## Task description
Retype all the records with nothing changed.

## Material supplied

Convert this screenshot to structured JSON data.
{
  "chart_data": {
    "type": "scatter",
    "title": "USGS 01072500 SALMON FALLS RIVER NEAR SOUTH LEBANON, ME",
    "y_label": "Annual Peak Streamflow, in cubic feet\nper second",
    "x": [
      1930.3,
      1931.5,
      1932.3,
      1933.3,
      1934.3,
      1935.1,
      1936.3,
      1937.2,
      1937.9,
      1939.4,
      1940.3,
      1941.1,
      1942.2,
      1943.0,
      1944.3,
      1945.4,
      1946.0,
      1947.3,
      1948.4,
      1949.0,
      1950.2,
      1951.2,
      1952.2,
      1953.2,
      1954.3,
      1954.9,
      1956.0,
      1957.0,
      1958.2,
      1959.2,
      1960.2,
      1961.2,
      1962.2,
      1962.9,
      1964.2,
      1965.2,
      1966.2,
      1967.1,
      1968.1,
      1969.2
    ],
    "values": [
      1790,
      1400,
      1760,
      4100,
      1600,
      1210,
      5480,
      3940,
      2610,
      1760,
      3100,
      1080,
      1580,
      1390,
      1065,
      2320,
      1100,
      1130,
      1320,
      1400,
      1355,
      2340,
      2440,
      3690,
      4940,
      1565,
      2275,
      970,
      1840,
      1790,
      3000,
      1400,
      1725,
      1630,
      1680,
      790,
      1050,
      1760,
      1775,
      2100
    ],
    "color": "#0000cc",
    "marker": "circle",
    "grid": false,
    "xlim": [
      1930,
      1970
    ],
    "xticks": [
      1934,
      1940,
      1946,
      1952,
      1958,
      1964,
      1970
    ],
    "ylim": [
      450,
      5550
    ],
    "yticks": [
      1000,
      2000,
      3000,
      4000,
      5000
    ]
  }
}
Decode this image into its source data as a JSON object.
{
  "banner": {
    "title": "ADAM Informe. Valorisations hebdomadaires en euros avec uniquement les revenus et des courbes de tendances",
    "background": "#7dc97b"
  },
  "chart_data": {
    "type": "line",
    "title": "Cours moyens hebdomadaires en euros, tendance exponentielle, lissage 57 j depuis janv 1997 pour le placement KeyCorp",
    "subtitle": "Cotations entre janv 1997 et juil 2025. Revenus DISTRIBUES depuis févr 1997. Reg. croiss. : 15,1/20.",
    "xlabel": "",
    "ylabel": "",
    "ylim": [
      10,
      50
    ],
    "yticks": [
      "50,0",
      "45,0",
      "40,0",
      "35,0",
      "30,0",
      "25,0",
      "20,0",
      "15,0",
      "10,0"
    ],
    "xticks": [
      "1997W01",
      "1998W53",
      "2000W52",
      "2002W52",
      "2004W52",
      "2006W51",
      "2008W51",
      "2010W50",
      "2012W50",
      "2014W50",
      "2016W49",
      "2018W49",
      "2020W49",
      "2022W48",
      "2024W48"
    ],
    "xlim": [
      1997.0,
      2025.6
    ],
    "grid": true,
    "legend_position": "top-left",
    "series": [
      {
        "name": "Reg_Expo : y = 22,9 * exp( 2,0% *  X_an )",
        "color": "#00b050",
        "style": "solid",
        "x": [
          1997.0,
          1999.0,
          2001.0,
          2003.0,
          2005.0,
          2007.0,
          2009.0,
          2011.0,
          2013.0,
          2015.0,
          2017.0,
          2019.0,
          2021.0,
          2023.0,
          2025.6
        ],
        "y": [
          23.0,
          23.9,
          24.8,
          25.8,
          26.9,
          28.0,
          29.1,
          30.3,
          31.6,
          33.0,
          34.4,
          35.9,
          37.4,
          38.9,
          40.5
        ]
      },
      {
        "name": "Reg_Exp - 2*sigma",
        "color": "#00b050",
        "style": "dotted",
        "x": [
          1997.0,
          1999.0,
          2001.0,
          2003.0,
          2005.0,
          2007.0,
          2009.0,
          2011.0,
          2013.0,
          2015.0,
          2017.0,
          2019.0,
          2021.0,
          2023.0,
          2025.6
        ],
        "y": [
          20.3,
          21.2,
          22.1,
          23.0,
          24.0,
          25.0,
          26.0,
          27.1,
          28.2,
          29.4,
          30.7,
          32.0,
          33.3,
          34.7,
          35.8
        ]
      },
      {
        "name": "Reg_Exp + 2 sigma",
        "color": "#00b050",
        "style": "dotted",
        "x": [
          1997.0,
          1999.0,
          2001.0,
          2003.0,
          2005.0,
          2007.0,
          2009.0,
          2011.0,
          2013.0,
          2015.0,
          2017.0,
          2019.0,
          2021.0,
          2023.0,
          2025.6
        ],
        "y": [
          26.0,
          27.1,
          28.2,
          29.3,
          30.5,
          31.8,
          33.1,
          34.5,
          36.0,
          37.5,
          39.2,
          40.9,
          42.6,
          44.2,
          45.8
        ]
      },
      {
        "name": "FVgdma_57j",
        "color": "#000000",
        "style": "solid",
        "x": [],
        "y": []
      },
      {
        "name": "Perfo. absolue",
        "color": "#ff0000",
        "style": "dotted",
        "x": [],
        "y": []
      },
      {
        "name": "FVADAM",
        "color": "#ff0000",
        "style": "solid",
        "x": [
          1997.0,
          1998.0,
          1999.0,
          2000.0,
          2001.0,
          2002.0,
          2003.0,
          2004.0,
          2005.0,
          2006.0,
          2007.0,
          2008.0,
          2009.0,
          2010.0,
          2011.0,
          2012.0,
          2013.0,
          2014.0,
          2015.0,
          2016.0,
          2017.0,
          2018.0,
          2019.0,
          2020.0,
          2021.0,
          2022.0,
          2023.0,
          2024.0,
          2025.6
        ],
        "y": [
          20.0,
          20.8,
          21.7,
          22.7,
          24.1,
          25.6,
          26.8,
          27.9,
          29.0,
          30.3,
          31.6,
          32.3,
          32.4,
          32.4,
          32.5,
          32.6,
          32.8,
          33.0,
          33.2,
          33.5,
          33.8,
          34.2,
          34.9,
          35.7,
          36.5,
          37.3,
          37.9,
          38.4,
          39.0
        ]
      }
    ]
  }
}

## Correct output
Convert this screenshot to structured JSON data.
{
  "chart_data": {
    "type": "scatter",
    "title": "USGS 01072500 SALMON FALLS RIVER NEAR SOUTH LEBANON, ME",
    "y_label": "Annual Peak Streamflow, in cubic feet\nper second",
    "x": [
      1930.3,
      1931.5,
      1932.3,
      1933.3,
      1934.3,
      1935.1,
      1936.3,
      1937.2,
      1937.9,
      1939.4,
      1940.3,
      1941.1,
      1942.2,
      1943.0,
      1944.3,
      1945.4,
      1946.0,
      1947.3,
      1948.4,
      1949.0,
      1950.2,
      1951.2,
      1952.2,
      1953.2,
      1954.3,
      1954.9,
      1956.0,
      1957.0,
      1958.2,
      1959.2,
      1960.2,
      1961.2,
      1962.2,
      1962.9,
      1964.2,
      1965.2,
      1966.2,
      1967.1,
      1968.1,
      1969.2
    ],
    "values": [
      1790,
      1400,
      1760,
      4100,
      1600,
      1210,
      5480,
      3940,
      2610,
      1760,
      3100,
      1080,
      1580,
      1390,
      1065,
      2320,
      1100,
      1130,
      1320,
      1400,
      1355,
      2340,
      2440,
      3690,
      4940,
      1565,
      2275,
      970,
      1840,
      1790,
      3000,
      1400,
      1725,
      1630,
      1680,
      790,
      1050,
      1760,
      1775,
      2100
    ],
    "color": "#0000cc",
    "marker": "circle",
    "grid": false,
    "xlim": [
      1930,
      1970
    ],
    "xticks": [
      1934,
      1940,
      1946,
      1952,
      1958,
      1964,
      1970
    ],
    "ylim": [
      450,
      5550
    ],
    "yticks": [
      1000,
      2000,
      3000,
      4000,
      5000
    ]
  }
}
Decode this image into its source data as a JSON object.
{
  "banner": {
    "title": "ADAM Informe. Valorisations hebdomadaires en euros avec uniquement les revenus et des courbes de tendances",
    "background": "#7dc97b"
  },
  "chart_data": {
    "type": "line",
    "title": "Cours moyens hebdomadaires en euros, tendance exponentielle, lissage 57 j depuis janv 1997 pour le placement KeyCorp",
    "subtitle": "Cotations entre janv 1997 et juil 2025. Revenus DISTRIBUES depuis févr 1997. Reg. croiss. : 15,1/20.",
    "xlabel": "",
    "ylabel": "",
    "ylim": [
      10,
      50
    ],
    "yticks": [
      "50,0",
      "45,0",
      "40,0",
      "35,0",
      "30,0",
      "25,0",
      "20,0",
      "15,0",
      "10,0"
    ],
    "xticks": [
      "1997W01",
      "1998W53",
      "2000W52",
      "2002W52",
      "2004W52",
      "2006W51",
      "2008W51",
      "2010W50",
      "2012W50",
      "2014W50",
      "2016W49",
      "2018W49",
      "2020W49",
      "2022W48",
      "2024W48"
    ],
    "xlim": [
      1997.0,
      2025.6
    ],
    "grid": true,
    "legend_position": "top-left",
    "series": [
      {
        "name": "Reg_Expo : y = 22,9 * exp( 2,0% *  X_an )",
        "color": "#00b050",
        "style": "solid",
        "x": [
          1997.0,
          1999.0,
          2001.0,
          2003.0,
          2005.0,
          2007.0,
          2009.0,
          2011.0,
          2013.0,
          2015.0,
          2017.0,
          2019.0,
          2021.0,
          2023.0,
          2025.6
        ],
        "y": [
          23.0,
          23.9,
          24.8,
          25.8,
          26.9,
          28.0,
          29.1,
          30.3,
          31.6,
          33.0,
          34.4,
          35.9,
          37.4,
          38.9,
          40.5
        ]
      },
      {
        "name": "Reg_Exp - 2*sigma",
        "color": "#00b050",
        "style": "dotted",
        "x": [
          1997.0,
          1999.0,
          2001.0,
          2003.0,
          2005.0,
          2007.0,
          2009.0,
          2011.0,
          2013.0,
          2015.0,
          2017.0,
          2019.0,
          2021.0,
          2023.0,
          2025.6
        ],
        "y": [
          20.3,
          21.2,
          22.1,
          23.0,
          24.0,
          25.0,
          26.0,
          27.1,
          28.2,
          29.4,
          30.7,
          32.0,
          33.3,
          34.7,
          35.8
        ]
      },
      {
        "name": "Reg_Exp + 2 sigma",
        "color": "#00b050",
        "style": "dotted",
        "x": [
          1997.0,
          1999.0,
          2001.0,
          2003.0,
          2005.0,
          2007.0,
          2009.0,
          2011.0,
          2013.0,
          2015.0,
          2017.0,
          2019.0,
          2021.0,
          2023.0,
          2025.6
        ],
        "y": [
          26.0,
          27.1,
          28.2,
          29.3,
          30.5,
          31.8,
          33.1,
          34.5,
          36.0,
          37.5,
          39.2,
          40.9,
          42.6,
          44.2,
          45.8
        ]
      },
      {
        "name": "FVgdma_57j",
        "color": "#000000",
        "style": "solid",
        "x": [],
        "y": []
      },
      {
        "name": "Perfo. absolue",
        "color": "#ff0000",
        "style": "dotted",
        "x": [],
        "y": []
      },
      {
        "name": "FVADAM",
        "color": "#ff0000",
        "style": "solid",
        "x": [
          1997.0,
          1998.0,
          1999.0,
          2000.0,
          2001.0,
          2002.0,
          2003.0,
          2004.0,
          2005.0,
          2006.0,
          2007.0,
          2008.0,
          2009.0,
          2010.0,
          2011.0,
          2012.0,
          2013.0,
          2014.0,
          2015.0,
          2016.0,
          2017.0,
          2018.0,
          2019.0,
          2020.0,
          2021.0,
          2022.0,
          2023.0,
          2024.0,
          2025.6
        ],
        "y": [
          20.0,
          20.8,
          21.7,
          22.7,
          24.1,
          25.6,
          26.8,
          27.9,
          29.0,
          30.3,
          31.6,
          32.3,
          32.4,
          32.4,
          32.5,
          32.6,
          32.8,
          33.0,
          33.2,
          33.5,
          33.8,
          34.2,
          34.9,
          35.7,
          36.5,
          37.3,
          37.9,
          38.4,
          39.0
        ]
      }
    ]
  }
}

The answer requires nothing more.